* **Directive**: Repeat the full listing below verbatim and keep the images out.

(Data excerpts)
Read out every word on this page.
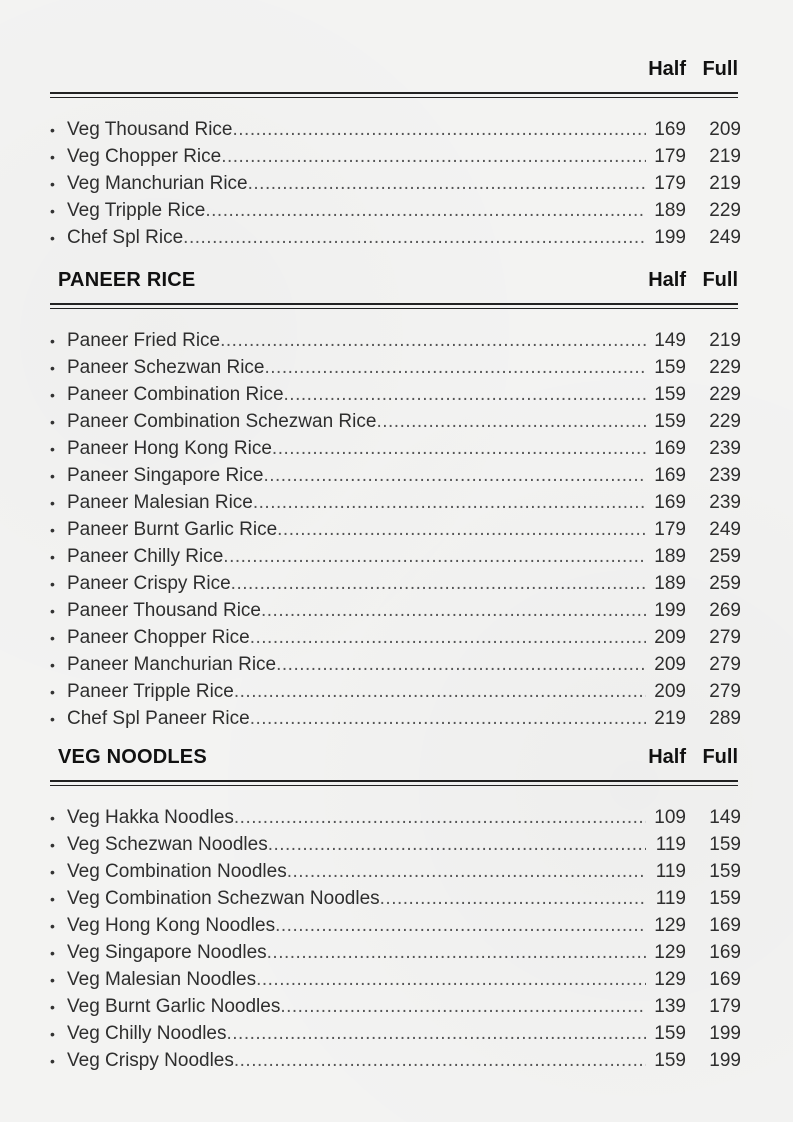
Half Full
• Veg Thousand Rice .....	169	209
• Veg Chopper Rice .....	179	219
• Veg Manchurian Rice .....	179	219
• Veg Tripple Rice .....	189	229
• Chef Spl Rice .....	199	249
PANEER RICE	Half Full
• Paneer Fried Rice .....	149	219
• Paneer Schezwan Rice .....	159	229
• Paneer Combination Rice .....	159	229
• Paneer Combination Schezwan Rice .....	159	229
• Paneer Hong Kong Rice .....	169	239
• Paneer Singapore Rice .....	169	239
• Paneer Malesian Rice .....	169	239
• Paneer Burnt Garlic Rice .....	179	249
• Paneer Chilly Rice .....	189	259
• Paneer Crispy Rice .....	189	259
• Paneer Thousand Rice .....	199	269
• Paneer Chopper Rice .....	209	279
• Paneer Manchurian Rice .....	209	279
• Paneer Tripple Rice .....	209	279
• Chef Spl Paneer Rice .....	219	289
VEG NOODLES	Half Full
• Veg Hakka Noodles .....	109	149
• Veg Schezwan Noodles .....	119	159
• Veg Combination Noodles .....	119	159
• Veg Combination Schezwan Noodles .....	119	159
• Veg Hong Kong Noodles .....	129	169
• Veg Singapore Noodles .....	129	169
• Veg Malesian Noodles .....	129	169
• Veg Burnt Garlic Noodles .....	139	179
• Veg Chilly Noodles .....	159	199
• Veg Crispy Noodles .....	159	199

* **Finished task**:
Read out every word on this page.
Half Full
• Veg Thousand Rice .....	169	209
• Veg Chopper Rice .....	179	219
• Veg Manchurian Rice .....	179	219
• Veg Tripple Rice .....	189	229
• Chef Spl Rice .....	199	249
PANEER RICE	Half Full
• Paneer Fried Rice .....	149	219
• Paneer Schezwan Rice .....	159	229
• Paneer Combination Rice .....	159	229
• Paneer Combination Schezwan Rice .....	159	229
• Paneer Hong Kong Rice .....	169	239
• Paneer Singapore Rice .....	169	239
• Paneer Malesian Rice .....	169	239
• Paneer Burnt Garlic Rice .....	179	249
• Paneer Chilly Rice .....	189	259
• Paneer Crispy Rice .....	189	259
• Paneer Thousand Rice .....	199	269
• Paneer Chopper Rice .....	209	279
• Paneer Manchurian Rice .....	209	279
• Paneer Tripple Rice .....	209	279
• Chef Spl Paneer Rice .....	219	289
VEG NOODLES	Half Full
• Veg Hakka Noodles .....	109	149
• Veg Schezwan Noodles .....	119	159
• Veg Combination Noodles .....	119	159
• Veg Combination Schezwan Noodles .....	119	159
• Veg Hong Kong Noodles .....	129	169
• Veg Singapore Noodles .....	129	169
• Veg Malesian Noodles .....	129	169
• Veg Burnt Garlic Noodles .....	139	179
• Veg Chilly Noodles .....	159	199
• Veg Crispy Noodles .....	159	199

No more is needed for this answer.